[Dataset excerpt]
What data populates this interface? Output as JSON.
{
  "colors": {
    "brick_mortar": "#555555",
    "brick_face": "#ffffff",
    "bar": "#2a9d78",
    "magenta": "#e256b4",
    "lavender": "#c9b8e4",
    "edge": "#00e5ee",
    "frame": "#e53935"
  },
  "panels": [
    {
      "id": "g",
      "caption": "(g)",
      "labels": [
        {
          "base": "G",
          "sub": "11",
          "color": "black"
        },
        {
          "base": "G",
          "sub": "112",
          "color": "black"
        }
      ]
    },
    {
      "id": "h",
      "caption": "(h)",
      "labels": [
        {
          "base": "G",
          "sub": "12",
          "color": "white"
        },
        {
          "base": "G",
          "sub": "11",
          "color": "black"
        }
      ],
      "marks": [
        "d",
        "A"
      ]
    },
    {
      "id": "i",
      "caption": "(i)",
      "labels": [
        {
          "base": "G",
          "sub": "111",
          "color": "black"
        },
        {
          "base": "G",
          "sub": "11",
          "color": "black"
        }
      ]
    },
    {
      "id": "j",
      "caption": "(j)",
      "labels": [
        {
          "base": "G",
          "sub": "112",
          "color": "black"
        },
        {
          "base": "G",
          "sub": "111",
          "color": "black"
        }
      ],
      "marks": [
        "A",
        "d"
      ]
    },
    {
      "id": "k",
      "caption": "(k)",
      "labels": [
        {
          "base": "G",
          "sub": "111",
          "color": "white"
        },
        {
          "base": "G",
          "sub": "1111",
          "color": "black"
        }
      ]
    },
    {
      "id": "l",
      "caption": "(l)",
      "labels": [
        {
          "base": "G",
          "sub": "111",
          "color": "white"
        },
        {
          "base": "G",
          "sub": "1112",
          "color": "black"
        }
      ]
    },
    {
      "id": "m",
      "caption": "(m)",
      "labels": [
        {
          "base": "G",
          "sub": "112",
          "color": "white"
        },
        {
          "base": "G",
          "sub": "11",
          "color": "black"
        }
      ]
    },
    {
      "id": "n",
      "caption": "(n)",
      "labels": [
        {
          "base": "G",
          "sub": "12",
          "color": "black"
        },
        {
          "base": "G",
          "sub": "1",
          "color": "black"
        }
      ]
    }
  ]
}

- _Task directions_:
Show all lines from the records above where the word "caption" occurs.

- _Task solution_:
      "caption": "(g)",
      "caption": "(h)",
      "caption": "(i)",
      "caption": "(j)",
      "caption": "(k)",
      "caption": "(l)",
      "caption": "(m)",
      "caption": "(n)",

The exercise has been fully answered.